STATED EXERCISE 1:
In the duck recipe, how long should the duck breast sit at room temperature before cooking?
STATED EXERCISE 2:
Copy the part of the duck recipe between "Seared Duck Breast" and "minutes before cooking.", inclusive.

# Start of DOCUMENT TEXT

Seared Duck Breast with Cherry-Port Reduction & Roasted Fennel
15min
30min
1
686
Chef's Note
The key to perfectly cooked duck breast is starting with a cold pan, which helps render the fat slowly and creates crispy skin without overcooking the meat. For best results, let the duck breast come to room temperature for 20 minutes before cooking.
Tags
Ingredients
5 oz duck breast
1/2 tsp salt
1/4 tsp black pepper
1 small fennel bulb
2 tsp olive oil
1 tsp balsamic vinegar
2 sprigs fresh thyme
1/4 cup port wine
1/3 cup frozen cherries, thawed
1/4 cup chicken stock
1 tsp honey
1 small garlic clove, minced
1 sprig rosemary
1 medium (about 5 oz) sweet potato
1/8 tsp cinnamon
1 cup baby spinach
Instructions
- 1
Preheat oven to 400°F (200°C).
- 2
Score the skin of the duck breast in a diamond pattern, being careful not to cut into the meat. Season both sides with 1/4 tsp salt and 1/8 tsp black pepper.
- 3
Place the duck breast skin-side down in a cold, oven-safe skillet. Turn heat to medium-low and cook for 8-10 minutes until the skin is crispy and golden, and much of the fat has rendered.
- 4
While the duck is cooking, cut the fennel bulb into 1/2-inch wedges. Toss with 1 tsp olive oil, 1/4 tsp salt, 1/8 tsp black pepper, and 1 tsp balsamic vinegar. Arrange on a baking sheet with 1 sprig of thyme.

# End of DOCUMENT TEXT
# Start of RECORDS SHOWN

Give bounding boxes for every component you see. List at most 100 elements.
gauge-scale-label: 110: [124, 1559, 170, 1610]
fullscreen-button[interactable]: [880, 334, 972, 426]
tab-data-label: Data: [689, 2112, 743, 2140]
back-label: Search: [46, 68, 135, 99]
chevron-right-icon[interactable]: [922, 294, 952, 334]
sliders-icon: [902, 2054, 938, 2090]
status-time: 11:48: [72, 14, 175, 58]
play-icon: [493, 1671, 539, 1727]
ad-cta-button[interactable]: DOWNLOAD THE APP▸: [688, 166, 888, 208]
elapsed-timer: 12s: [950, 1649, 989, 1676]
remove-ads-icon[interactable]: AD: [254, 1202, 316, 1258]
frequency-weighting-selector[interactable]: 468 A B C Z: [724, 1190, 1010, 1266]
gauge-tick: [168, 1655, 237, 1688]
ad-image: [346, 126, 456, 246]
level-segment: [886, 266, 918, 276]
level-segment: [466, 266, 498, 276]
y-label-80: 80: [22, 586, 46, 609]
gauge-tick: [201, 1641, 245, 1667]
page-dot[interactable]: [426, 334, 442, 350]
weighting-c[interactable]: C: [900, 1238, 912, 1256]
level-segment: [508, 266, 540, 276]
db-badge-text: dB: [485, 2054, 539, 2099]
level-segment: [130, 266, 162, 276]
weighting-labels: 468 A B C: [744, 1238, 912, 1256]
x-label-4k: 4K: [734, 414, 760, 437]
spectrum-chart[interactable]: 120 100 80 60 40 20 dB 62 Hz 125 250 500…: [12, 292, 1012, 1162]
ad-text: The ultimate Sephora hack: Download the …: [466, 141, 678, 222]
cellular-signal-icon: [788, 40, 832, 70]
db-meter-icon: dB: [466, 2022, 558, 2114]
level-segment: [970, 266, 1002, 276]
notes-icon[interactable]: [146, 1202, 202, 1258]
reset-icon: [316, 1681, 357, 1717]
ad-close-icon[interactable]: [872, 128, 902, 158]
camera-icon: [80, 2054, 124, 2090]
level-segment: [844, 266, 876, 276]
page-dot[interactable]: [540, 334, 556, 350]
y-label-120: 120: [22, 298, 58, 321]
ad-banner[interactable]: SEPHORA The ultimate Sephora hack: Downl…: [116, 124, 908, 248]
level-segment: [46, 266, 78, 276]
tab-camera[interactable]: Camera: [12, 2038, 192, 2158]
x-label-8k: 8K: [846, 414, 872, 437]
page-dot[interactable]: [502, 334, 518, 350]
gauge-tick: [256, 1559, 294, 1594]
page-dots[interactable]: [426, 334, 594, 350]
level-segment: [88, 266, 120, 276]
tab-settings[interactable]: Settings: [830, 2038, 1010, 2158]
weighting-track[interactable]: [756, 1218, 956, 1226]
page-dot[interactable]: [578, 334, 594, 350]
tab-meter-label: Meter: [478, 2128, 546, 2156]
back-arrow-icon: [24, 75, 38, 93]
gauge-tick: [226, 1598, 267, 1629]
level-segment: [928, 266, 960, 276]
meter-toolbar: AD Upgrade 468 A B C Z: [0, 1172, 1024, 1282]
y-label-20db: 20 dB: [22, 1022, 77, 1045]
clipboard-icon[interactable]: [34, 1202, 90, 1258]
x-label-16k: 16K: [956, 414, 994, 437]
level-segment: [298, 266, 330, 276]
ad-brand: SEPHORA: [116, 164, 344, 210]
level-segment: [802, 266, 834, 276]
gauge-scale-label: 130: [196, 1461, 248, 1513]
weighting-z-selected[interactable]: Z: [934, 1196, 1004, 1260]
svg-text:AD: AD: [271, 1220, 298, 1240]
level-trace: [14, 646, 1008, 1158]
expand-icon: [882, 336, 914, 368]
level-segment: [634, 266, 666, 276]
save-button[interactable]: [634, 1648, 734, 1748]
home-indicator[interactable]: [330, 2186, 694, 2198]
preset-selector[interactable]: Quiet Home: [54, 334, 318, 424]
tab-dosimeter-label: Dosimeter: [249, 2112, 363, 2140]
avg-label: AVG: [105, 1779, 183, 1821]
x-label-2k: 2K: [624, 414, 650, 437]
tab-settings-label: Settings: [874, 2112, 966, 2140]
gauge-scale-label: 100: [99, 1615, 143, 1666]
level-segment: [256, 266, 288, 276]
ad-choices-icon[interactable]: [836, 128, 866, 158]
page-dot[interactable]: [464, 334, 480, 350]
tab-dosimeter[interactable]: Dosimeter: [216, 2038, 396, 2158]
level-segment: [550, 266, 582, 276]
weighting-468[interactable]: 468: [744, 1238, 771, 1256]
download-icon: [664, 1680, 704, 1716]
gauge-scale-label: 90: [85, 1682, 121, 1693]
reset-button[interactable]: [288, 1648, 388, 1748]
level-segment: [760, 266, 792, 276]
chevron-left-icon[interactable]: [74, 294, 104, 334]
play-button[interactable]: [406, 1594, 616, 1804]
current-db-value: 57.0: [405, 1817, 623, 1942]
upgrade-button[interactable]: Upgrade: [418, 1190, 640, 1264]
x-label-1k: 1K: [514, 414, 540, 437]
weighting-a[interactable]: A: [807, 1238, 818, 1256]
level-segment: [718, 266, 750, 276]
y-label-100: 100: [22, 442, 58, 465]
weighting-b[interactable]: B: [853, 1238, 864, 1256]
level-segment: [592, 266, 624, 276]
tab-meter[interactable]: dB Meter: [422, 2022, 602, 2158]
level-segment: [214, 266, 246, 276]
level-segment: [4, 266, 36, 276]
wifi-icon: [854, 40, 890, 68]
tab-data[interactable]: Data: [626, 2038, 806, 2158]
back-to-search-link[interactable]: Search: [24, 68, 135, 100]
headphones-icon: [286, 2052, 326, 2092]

# End of RECORDS SHOWN

FINAL ANSWER 1:
20 minutes.

FINAL ANSWER 2:
Seared Duck Breast with Cherry-Port Reduction & Roasted Fennel
15min
30min
1
686
Chef's Note
The key to perfectly cooked duck breast is starting with a cold pan, which helps render the fat slowly and creates crispy skin without overcooking the meat. For best results, let the duck breast come to room temperature for 20 minutes before cooking.